Available data start

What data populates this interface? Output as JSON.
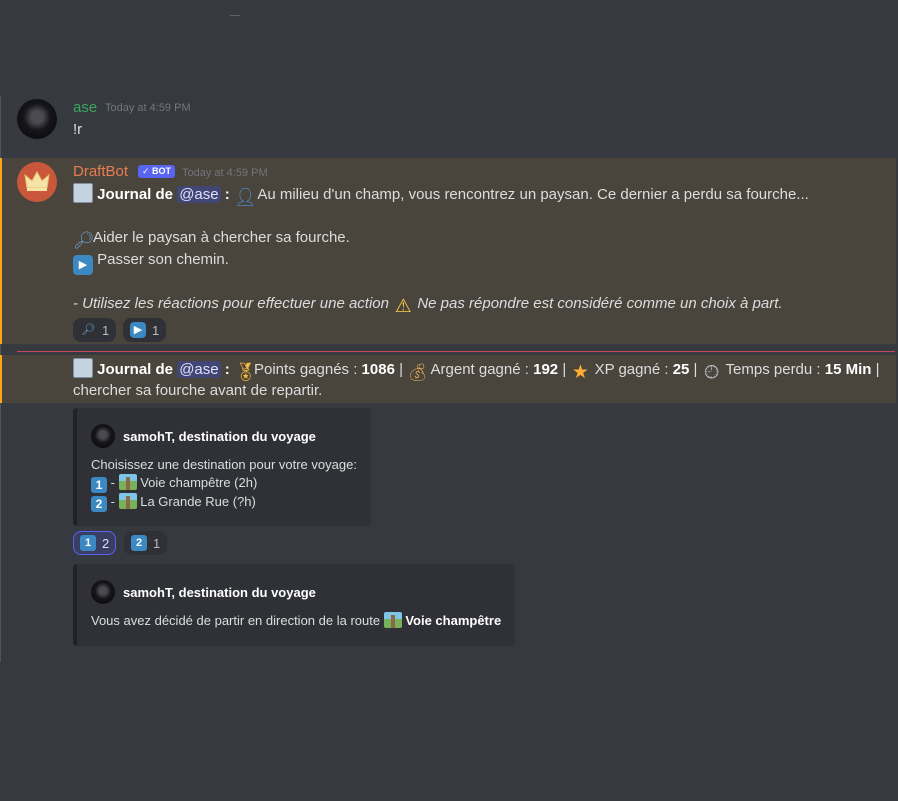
{
  "top_mark": "—",
  "messages": {
    "user_msg": {
      "username": "ase",
      "username_color": "#3ba55c",
      "timestamp": "Today at 4:59 PM",
      "content": "!r"
    },
    "bot_msg": {
      "username": "DraftBot",
      "username_color": "#e67e52",
      "bot_tag": "✓ BOT",
      "timestamp": "Today at 4:59 PM",
      "line1_prefix": "Journal de",
      "mention": "@ase",
      "colon": ":",
      "line1_text": "Au milieu d'un champ, vous rencontrez un paysan. Ce dernier a perdu sa fourche...",
      "option1": "Aider le paysan à chercher sa fourche.",
      "option2": "Passer son chemin.",
      "note_part1": "- Utilisez les réactions pour effectuer une action",
      "note_part2": "Ne pas répondre est considéré comme un choix à part.",
      "reactions": [
        {
          "emoji": "search-icon",
          "count": "1"
        },
        {
          "emoji": "play-icon",
          "count": "1"
        }
      ]
    },
    "result_msg": {
      "prefix": "Journal de",
      "mention": "@ase",
      "colon": ":",
      "points_label": "Points gagnés :",
      "points_value": "1086",
      "money_label": "Argent gagné :",
      "money_value": "192",
      "xp_label": "XP gagné :",
      "xp_value": "25",
      "time_label": "Temps perdu :",
      "time_value": "15 Min",
      "sep": "|",
      "line2": "chercher sa fourche avant de repartir."
    },
    "embed1": {
      "author": "samohT, destination du voyage",
      "desc_line": "Choisissez une destination pour votre voyage:",
      "items": [
        {
          "num": "1",
          "dash": "-",
          "label": "Voie champêtre (2h)"
        },
        {
          "num": "2",
          "dash": "-",
          "label": "La Grande Rue (?h)"
        }
      ],
      "reactions": [
        {
          "num": "1",
          "count": "2"
        },
        {
          "num": "2",
          "count": "1"
        }
      ]
    },
    "embed2": {
      "author": "samohT, destination du voyage",
      "desc_text": "Vous avez décidé de partir en direction de la route",
      "desc_bold": "Voie champêtre"
    }
  }
}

Available data end

# Problem to work on
Count how many lines of the data include the word "Journal". Your reply should be that number alone.

# Result of the task
2